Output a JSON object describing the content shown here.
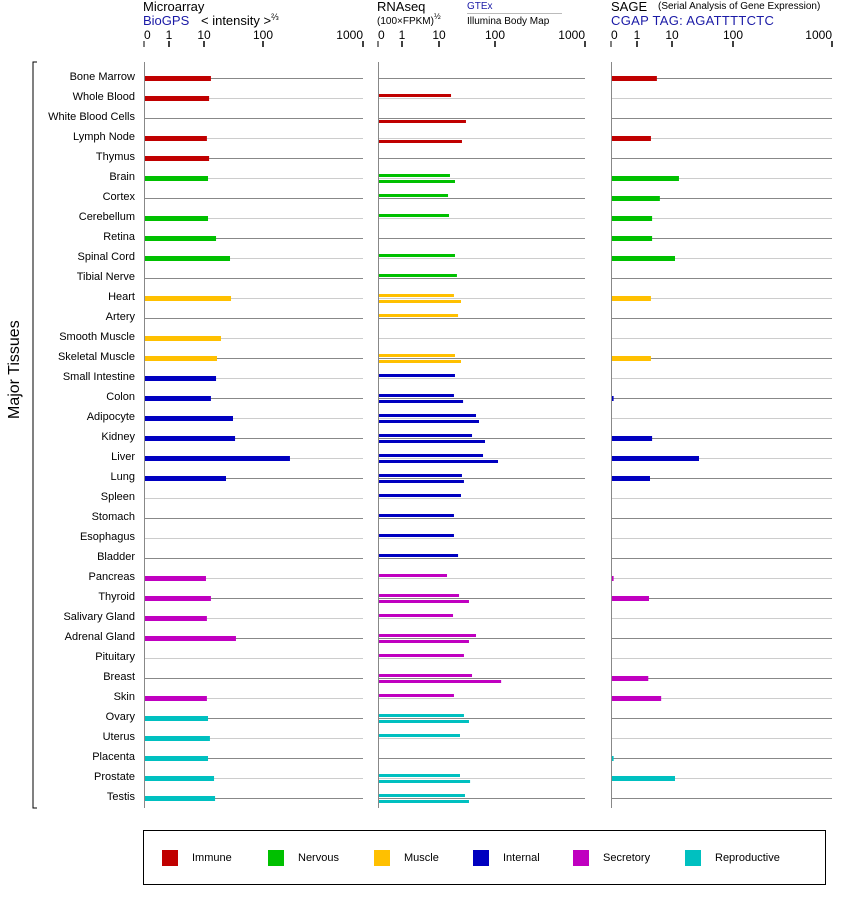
{
  "headers": {
    "microarray": {
      "title": "Microarray",
      "source": "BioGPS",
      "unit": "< intensity >",
      "unit_exp": "⅔"
    },
    "rnaseq": {
      "title": "RNAseq",
      "unit": "(100×FPKM)",
      "unit_exp": "½",
      "source1": "GTEx",
      "source2": "Illumina Body Map"
    },
    "sage": {
      "title": "SAGE",
      "subtitle": "(Serial Analysis of Gene Expression)",
      "tag": "CGAP TAG: AGATTTTCTC"
    }
  },
  "y_axis_label": "Major Tissues",
  "legend": [
    {
      "label": "Immune",
      "color": "#c00000"
    },
    {
      "label": "Nervous",
      "color": "#00c000"
    },
    {
      "label": "Muscle",
      "color": "#ffc000"
    },
    {
      "label": "Internal",
      "color": "#0000c0"
    },
    {
      "label": "Secretory",
      "color": "#c000c0"
    },
    {
      "label": "Reproductive",
      "color": "#00c0c0"
    }
  ],
  "chart_data": {
    "type": "bar",
    "orientation": "horizontal",
    "categories": [
      "Bone Marrow",
      "Whole Blood",
      "White Blood Cells",
      "Lymph Node",
      "Thymus",
      "Brain",
      "Cortex",
      "Cerebellum",
      "Retina",
      "Spinal Cord",
      "Tibial Nerve",
      "Heart",
      "Artery",
      "Smooth Muscle",
      "Skeletal Muscle",
      "Small Intestine",
      "Colon",
      "Adipocyte",
      "Kidney",
      "Liver",
      "Lung",
      "Spleen",
      "Stomach",
      "Esophagus",
      "Bladder",
      "Pancreas",
      "Thyroid",
      "Salivary Gland",
      "Adrenal Gland",
      "Pituitary",
      "Breast",
      "Skin",
      "Ovary",
      "Uterus",
      "Placenta",
      "Prostate",
      "Testis"
    ],
    "category_groups": [
      "Immune",
      "Immune",
      "Immune",
      "Immune",
      "Immune",
      "Nervous",
      "Nervous",
      "Nervous",
      "Nervous",
      "Nervous",
      "Nervous",
      "Muscle",
      "Muscle",
      "Muscle",
      "Muscle",
      "Internal",
      "Internal",
      "Internal",
      "Internal",
      "Internal",
      "Internal",
      "Internal",
      "Internal",
      "Internal",
      "Internal",
      "Secretory",
      "Secretory",
      "Secretory",
      "Secretory",
      "Secretory",
      "Secretory",
      "Secretory",
      "Reproductive",
      "Reproductive",
      "Reproductive",
      "Reproductive",
      "Reproductive"
    ],
    "tick_labels": [
      "0",
      "1",
      "10",
      "100",
      "1000"
    ],
    "xlim": [
      0,
      1000
    ],
    "panels": [
      {
        "key": "microarray",
        "series": [
          {
            "name": "BioGPS",
            "values": [
              13.1,
              12.2,
              null,
              11.2,
              12.2,
              11.7,
              null,
              11.7,
              16,
              27.6,
              null,
              28.7,
              null,
              19.4,
              16.6,
              16,
              13.1,
              31,
              33.6,
              186,
              23.6,
              null,
              null,
              null,
              null,
              10.8,
              13.1,
              11.2,
              34.8,
              null,
              null,
              11.2,
              11.7,
              12.6,
              11.7,
              14.8,
              15.4
            ]
          }
        ]
      },
      {
        "key": "rnaseq",
        "series": [
          {
            "name": "GTEx",
            "values": [
              null,
              16.4,
              null,
              null,
              null,
              15.7,
              14.5,
              15.1,
              null,
              19.3,
              20.9,
              18.5,
              21.9,
              null,
              19.3,
              19.3,
              18.5,
              45.8,
              38.9,
              61.1,
              25.7,
              24.7,
              18.5,
              18.5,
              21.9,
              13.9,
              22.8,
              17.8,
              45.8,
              27.9,
              38.9,
              18.5,
              27.9,
              23.7,
              null,
              23.7,
              29.1
            ]
          },
          {
            "name": "Illumina Body Map",
            "values": [
              null,
              null,
              30.3,
              25.7,
              null,
              19.3,
              null,
              null,
              null,
              null,
              null,
              24.7,
              null,
              null,
              24.7,
              null,
              26.9,
              51.8,
              66.3,
              108,
              27.9,
              null,
              null,
              null,
              null,
              null,
              34.3,
              null,
              34.3,
              null,
              117,
              null,
              34.3,
              null,
              null,
              35.9,
              34.3
            ]
          }
        ]
      },
      {
        "key": "sage",
        "series": [
          {
            "name": "CGAP TAG: AGATTTTCTC",
            "values": [
              3.7,
              null,
              null,
              2.5,
              null,
              13,
              4.5,
              2.7,
              2.7,
              11.2,
              null,
              2.5,
              null,
              null,
              2.5,
              null,
              0.1,
              null,
              2.7,
              27.7,
              2.35,
              null,
              null,
              null,
              null,
              0.1,
              2.2,
              null,
              null,
              null,
              2.1,
              4.9,
              null,
              null,
              0.1,
              11.2,
              null
            ]
          }
        ]
      }
    ]
  }
}
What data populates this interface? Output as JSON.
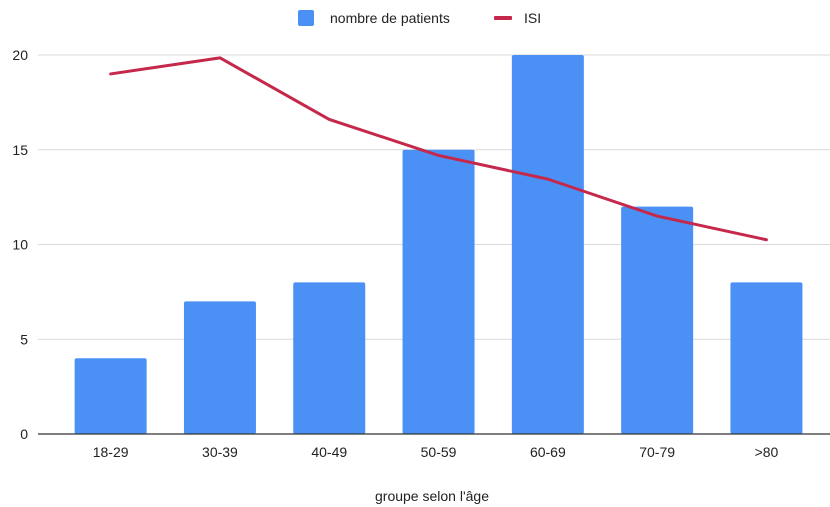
{
  "chart_data": {
    "type": "bar",
    "categories": [
      "18-29",
      "30-39",
      "40-49",
      "50-59",
      "60-69",
      "70-79",
      ">80"
    ],
    "series": [
      {
        "name": "nombre de patients",
        "kind": "bar",
        "color": "#4a90f5",
        "values": [
          4,
          7,
          8,
          15,
          20,
          12,
          8
        ]
      },
      {
        "name": "ISI",
        "kind": "line",
        "color": "#c5284a",
        "values": [
          19.0,
          19.85,
          16.6,
          14.7,
          13.45,
          11.5,
          10.25
        ]
      }
    ],
    "title": "",
    "xlabel": "groupe selon l'âge",
    "ylabel": "",
    "ylim": [
      0,
      20
    ],
    "yticks": [
      0,
      5,
      10,
      15,
      20
    ],
    "grid": true,
    "legend_position": "top-center"
  }
}
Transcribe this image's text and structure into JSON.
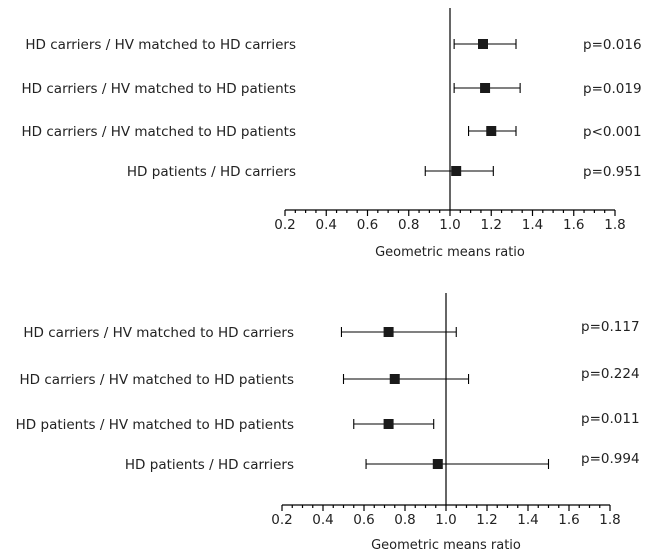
{
  "chart_data": [
    {
      "type": "forest",
      "xlabel": "Geometric means ratio",
      "xlim": [
        0.2,
        1.8
      ],
      "xticks": [
        "0.2",
        "0.4",
        "0.6",
        "0.8",
        "1.0",
        "1.2",
        "1.4",
        "1.6",
        "1.8"
      ],
      "reference_line": 1.0,
      "rows": [
        {
          "label": "HD carriers / HV matched to HD carriers",
          "estimate": 1.16,
          "ci_low": 1.02,
          "ci_high": 1.32,
          "p": "p=0.016"
        },
        {
          "label": "HD carriers / HV matched to HD patients",
          "estimate": 1.17,
          "ci_low": 1.02,
          "ci_high": 1.34,
          "p": "p=0.019"
        },
        {
          "label": "HD carriers / HV matched to HD patients",
          "estimate": 1.2,
          "ci_low": 1.09,
          "ci_high": 1.32,
          "p": "p<0.001"
        },
        {
          "label": "HD patients / HD carriers",
          "estimate": 1.03,
          "ci_low": 0.88,
          "ci_high": 1.21,
          "p": "p=0.951"
        }
      ]
    },
    {
      "type": "forest",
      "xlabel": "Geometric means ratio",
      "xlim": [
        0.2,
        1.8
      ],
      "xticks": [
        "0.2",
        "0.4",
        "0.6",
        "0.8",
        "1.0",
        "1.2",
        "1.4",
        "1.6",
        "1.8"
      ],
      "reference_line": 1.0,
      "rows": [
        {
          "label": "HD carriers / HV matched to HD carriers",
          "estimate": 0.72,
          "ci_low": 0.49,
          "ci_high": 1.05,
          "p": "p=0.117"
        },
        {
          "label": "HD carriers / HV matched to HD patients",
          "estimate": 0.75,
          "ci_low": 0.5,
          "ci_high": 1.11,
          "p": "p=0.224"
        },
        {
          "label": "HD patients / HV matched to HD patients",
          "estimate": 0.72,
          "ci_low": 0.55,
          "ci_high": 0.94,
          "p": "p=0.011"
        },
        {
          "label": "HD patients / HD carriers",
          "estimate": 0.96,
          "ci_low": 0.61,
          "ci_high": 1.5,
          "p": "p=0.994"
        }
      ]
    }
  ]
}
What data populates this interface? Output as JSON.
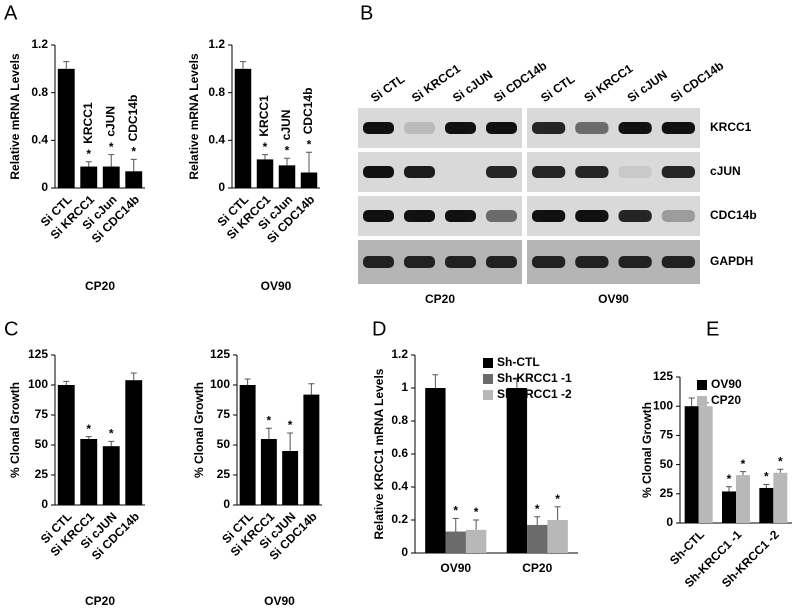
{
  "panel_labels": [
    "A",
    "B",
    "C",
    "D",
    "E"
  ],
  "chart_data": [
    {
      "type": "bar",
      "ylabel": "Relative mRNA Levels",
      "xlabel": "CP20",
      "categories": [
        "Si CTL",
        "Si KRCC1",
        "Si cJun",
        "Si CDC14b"
      ],
      "values": [
        1.0,
        0.18,
        0.18,
        0.14
      ],
      "errors": [
        0.06,
        0.04,
        0.1,
        0.1
      ],
      "significance": [
        null,
        "*",
        "*",
        "*"
      ],
      "bar_labels": [
        null,
        "KRCC1",
        "cJUN",
        "CDC14b"
      ],
      "color": "#000000",
      "ylim": [
        0,
        1.2
      ],
      "yticks": [
        0,
        0.4,
        0.8,
        1.2
      ]
    },
    {
      "type": "bar",
      "ylabel": "Relative mRNA Levels",
      "xlabel": "OV90",
      "categories": [
        "Si CTL",
        "Si KRCC1",
        "Si cJun",
        "Si CDC14b"
      ],
      "values": [
        1.0,
        0.24,
        0.19,
        0.13
      ],
      "errors": [
        0.06,
        0.04,
        0.06,
        0.17
      ],
      "significance": [
        null,
        "*",
        "*",
        "*"
      ],
      "bar_labels": [
        null,
        "KRCC1",
        "cJUN",
        "CDC14b"
      ],
      "color": "#000000",
      "ylim": [
        0,
        1.2
      ],
      "yticks": [
        0,
        0.4,
        0.8,
        1.2
      ]
    },
    {
      "type": "bar",
      "ylabel": "% Clonal Growth",
      "xlabel": "CP20",
      "categories": [
        "Si CTL",
        "Si KRCC1",
        "Si cJUN",
        "Si CDC14b"
      ],
      "values": [
        100,
        55,
        49,
        104
      ],
      "errors": [
        3,
        2,
        4,
        6
      ],
      "significance": [
        null,
        "*",
        "*",
        null
      ],
      "color": "#000000",
      "ylim": [
        0,
        125
      ],
      "yticks": [
        0,
        25,
        50,
        75,
        100,
        125
      ]
    },
    {
      "type": "bar",
      "ylabel": "% Clonal Growth",
      "xlabel": "OV90",
      "categories": [
        "Si CTL",
        "Si KRCC1",
        "Si cJUN",
        "Si CDC14b"
      ],
      "values": [
        100,
        55,
        45,
        92
      ],
      "errors": [
        5,
        9,
        15,
        9
      ],
      "significance": [
        null,
        "*",
        "*",
        null
      ],
      "color": "#000000",
      "ylim": [
        0,
        125
      ],
      "yticks": [
        0,
        25,
        50,
        75,
        100,
        125
      ]
    },
    {
      "type": "grouped_bar",
      "ylabel": "Relative KRCC1 mRNA Levels",
      "categories": [
        "OV90",
        "CP20"
      ],
      "legend": "upper right",
      "series": [
        {
          "name": "Sh-CTL",
          "color": "#000000",
          "values": [
            1,
            1
          ],
          "errors": [
            0.08,
            0.06
          ],
          "significance": [
            null,
            null
          ]
        },
        {
          "name": "Sh-KRCC1 -1",
          "color": "#6b6b6b",
          "values": [
            0.13,
            0.17
          ],
          "errors": [
            0.08,
            0.05
          ],
          "significance": [
            "*",
            "*"
          ]
        },
        {
          "name": "Sh-KRCC1 -2",
          "color": "#b8b8b8",
          "values": [
            0.14,
            0.2
          ],
          "errors": [
            0.06,
            0.08
          ],
          "significance": [
            "*",
            "*"
          ]
        }
      ],
      "ylim": [
        0,
        1.2
      ],
      "yticks": [
        0,
        0.2,
        0.4,
        0.6,
        0.8,
        1,
        1.2
      ]
    },
    {
      "type": "grouped_bar",
      "ylabel": "% Clonal Growth",
      "categories": [
        "Sh-CTL",
        "Sh-KRCC1 -1",
        "Sh-KRCC1 -2"
      ],
      "legend": "upper right",
      "series": [
        {
          "name": "OV90",
          "color": "#000000",
          "values": [
            100,
            27,
            30
          ],
          "errors": [
            7,
            4,
            3
          ],
          "significance": [
            null,
            "*",
            "*"
          ]
        },
        {
          "name": "CP20",
          "color": "#b8b8b8",
          "values": [
            100,
            41,
            43
          ],
          "errors": [
            3,
            3,
            3
          ],
          "significance": [
            null,
            "*",
            "*"
          ]
        }
      ],
      "ylim": [
        0,
        125
      ],
      "yticks": [
        0,
        25,
        50,
        75,
        100,
        125
      ]
    }
  ],
  "blot": {
    "lane_labels": [
      "Si CTL",
      "Si KRCC1",
      "Si cJUN",
      "Si CDC14b"
    ],
    "rows": [
      "KRCC1",
      "cJUN",
      "CDC14b",
      "GAPDH"
    ],
    "cell_lines": [
      "CP20",
      "OV90"
    ]
  }
}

## YOUR INSTRUCTIONS
Lines containing the word "AGATTTTCTC" are to be pulled from the records and copied.

## REPLY TO THE EXERCISE
      "tag": "CGAP TAG: AGATTTTCTC"
            "name": "CGAP TAG: AGATTTTCTC",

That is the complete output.